↓
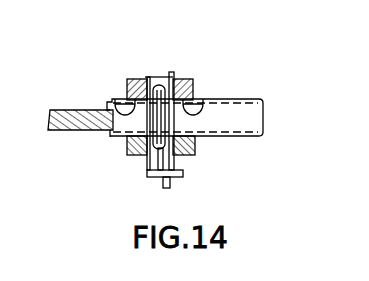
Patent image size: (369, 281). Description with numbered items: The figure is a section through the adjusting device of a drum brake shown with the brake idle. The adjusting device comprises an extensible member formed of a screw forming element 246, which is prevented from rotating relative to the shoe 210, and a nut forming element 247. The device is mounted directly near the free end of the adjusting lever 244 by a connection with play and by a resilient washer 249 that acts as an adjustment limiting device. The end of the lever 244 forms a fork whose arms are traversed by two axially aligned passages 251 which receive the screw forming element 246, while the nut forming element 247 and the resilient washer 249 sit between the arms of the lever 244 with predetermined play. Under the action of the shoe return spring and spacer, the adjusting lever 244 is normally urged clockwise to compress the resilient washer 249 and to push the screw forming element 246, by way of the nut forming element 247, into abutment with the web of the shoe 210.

The shoe 210 is at (64, 131).
The adjusting lever 244 is at (130, 157).
The screw forming element 246 is at (238, 116).
The nut forming element 247 is at (145, 76).
The resilient washer 249 is at (173, 71).
The passages 251 is at (116, 100).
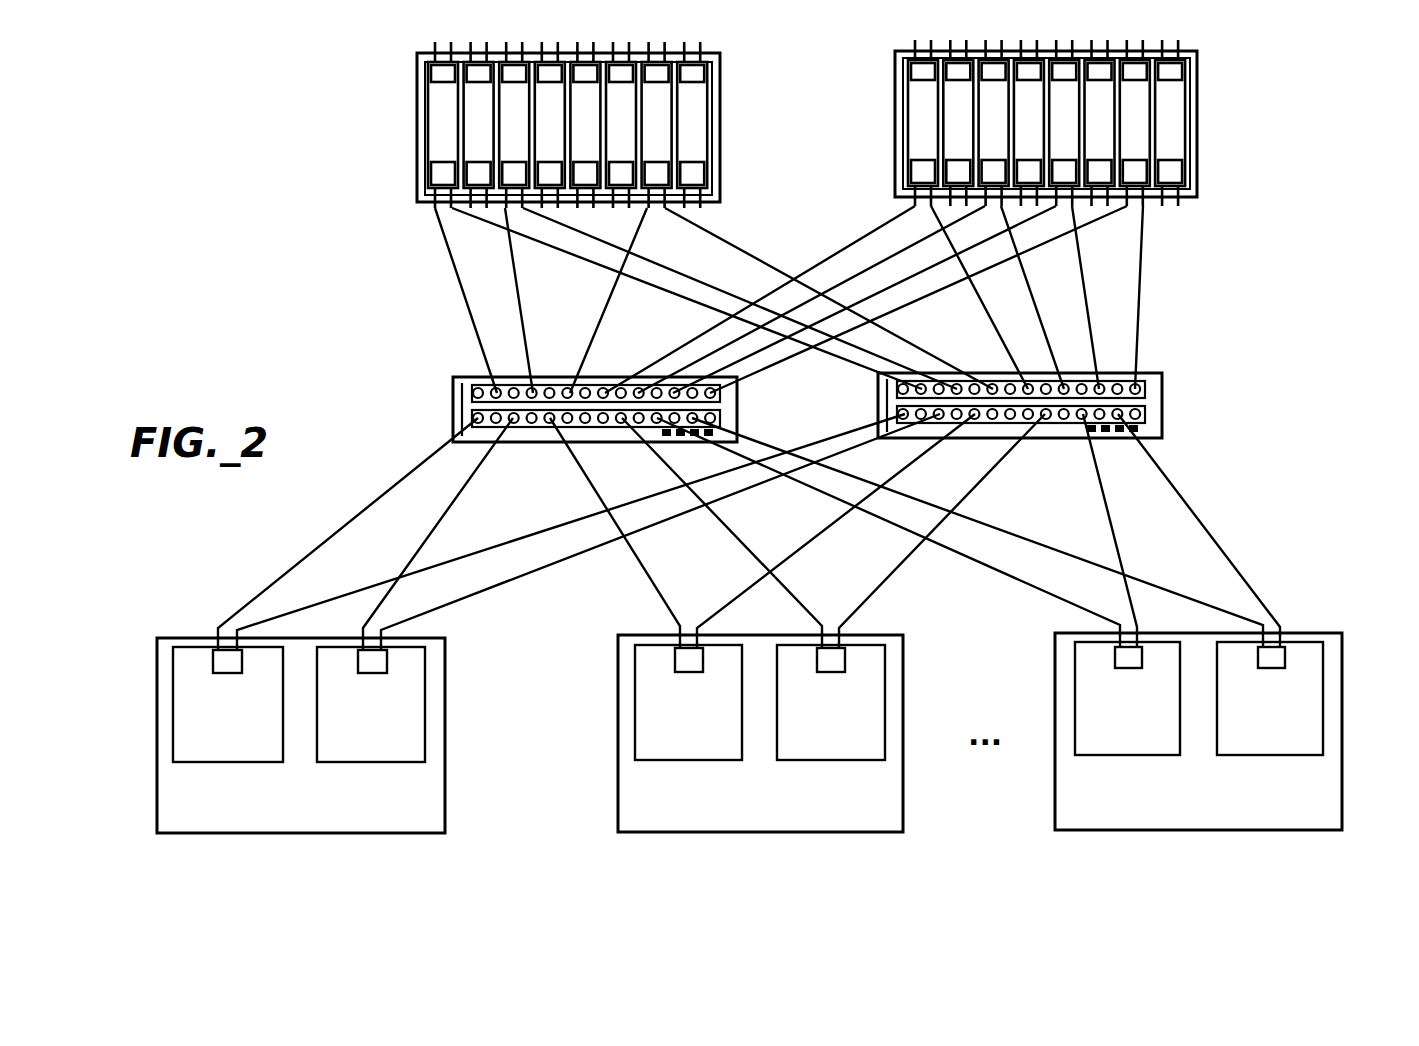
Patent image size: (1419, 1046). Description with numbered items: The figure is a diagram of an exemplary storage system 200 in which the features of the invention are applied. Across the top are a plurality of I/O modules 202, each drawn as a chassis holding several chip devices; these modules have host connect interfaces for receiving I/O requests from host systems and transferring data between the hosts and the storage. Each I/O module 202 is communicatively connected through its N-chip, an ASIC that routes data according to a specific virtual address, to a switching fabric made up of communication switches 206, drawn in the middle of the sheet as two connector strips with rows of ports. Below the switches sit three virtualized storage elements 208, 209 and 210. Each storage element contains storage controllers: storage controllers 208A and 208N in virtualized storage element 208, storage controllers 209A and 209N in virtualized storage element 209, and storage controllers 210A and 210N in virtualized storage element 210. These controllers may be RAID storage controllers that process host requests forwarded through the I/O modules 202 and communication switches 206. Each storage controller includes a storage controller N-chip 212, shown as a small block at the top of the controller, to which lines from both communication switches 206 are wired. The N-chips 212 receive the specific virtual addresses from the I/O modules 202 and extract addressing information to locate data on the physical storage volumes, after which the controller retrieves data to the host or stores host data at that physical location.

The storage system 200 is at (257, 82).
The I/O module 202 is at (457, 127).
The communication switch 206 is at (460, 378).
The virtualized storage element 208 is at (180, 638).
The storage controller 208A is at (257, 763).
The storage controller 208N is at (396, 763).
The virtualized storage element 209 is at (635, 635).
The storage controller 209A is at (718, 761).
The storage controller 209N is at (862, 761).
The virtualized storage element 210 is at (1288, 633).
The storage controller 210A is at (1155, 756).
The storage controller 210N is at (1312, 756).
The storage controller N-chip 212 is at (1318, 598).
↑
Copy the whole listing above word for word, but leave out the pictures.

SOLUTION -
Patent image size: (369, 281). Description with numbered items: The figure is a section through the adjusting device of a drum brake shown with the brake idle. The adjusting device comprises an extensible member formed of a screw forming element 246, which is prevented from rotating relative to the shoe 210, and a nut forming element 247. The device is mounted directly near the free end of the adjusting lever 244 by a connection with play and by a resilient washer 249 that acts as an adjustment limiting device. The end of the lever 244 forms a fork whose arms are traversed by two axially aligned passages 251 which receive the screw forming element 246, while the nut forming element 247 and the resilient washer 249 sit between the arms of the lever 244 with predetermined play. Under the action of the shoe return spring and spacer, the adjusting lever 244 is normally urged clockwise to compress the resilient washer 249 and to push the screw forming element 246, by way of the nut forming element 247, into abutment with the web of the shoe 210.

The shoe 210 is at (64, 131).
The adjusting lever 244 is at (130, 157).
The screw forming element 246 is at (238, 116).
The nut forming element 247 is at (145, 76).
The resilient washer 249 is at (173, 71).
The passages 251 is at (116, 100).
Patent image size: (1419, 1046). Description with numbered items: The figure is a diagram of an exemplary storage system 200 in which the features of the invention are applied. Across the top are a plurality of I/O modules 202, each drawn as a chassis holding several chip devices; these modules have host connect interfaces for receiving I/O requests from host systems and transferring data between the hosts and the storage. Each I/O module 202 is communicatively connected through its N-chip, an ASIC that routes data according to a specific virtual address, to a switching fabric made up of communication switches 206, drawn in the middle of the sheet as two connector strips with rows of ports. Below the switches sit three virtualized storage elements 208, 209 and 210. Each storage element contains storage controllers: storage controllers 208A and 208N in virtualized storage element 208, storage controllers 209A and 209N in virtualized storage element 209, and storage controllers 210A and 210N in virtualized storage element 210. These controllers may be RAID storage controllers that process host requests forwarded through the I/O modules 202 and communication switches 206. Each storage controller includes a storage controller N-chip 212, shown as a small block at the top of the controller, to which lines from both communication switches 206 are wired. The N-chips 212 receive the specific virtual addresses from the I/O modules 202 and extract addressing information to locate data on the physical storage volumes, after which the controller retrieves data to the host or stores host data at that physical location.

The storage system 200 is at (257, 82).
The I/O module 202 is at (457, 127).
The communication switch 206 is at (460, 378).
The virtualized storage element 208 is at (180, 638).
The storage controller 208A is at (257, 763).
The storage controller 208N is at (396, 763).
The virtualized storage element 209 is at (635, 635).
The storage controller 209A is at (718, 761).
The storage controller 209N is at (862, 761).
The virtualized storage element 210 is at (1288, 633).
The storage controller 210A is at (1155, 756).
The storage controller 210N is at (1312, 756).
The storage controller N-chip 212 is at (1318, 598).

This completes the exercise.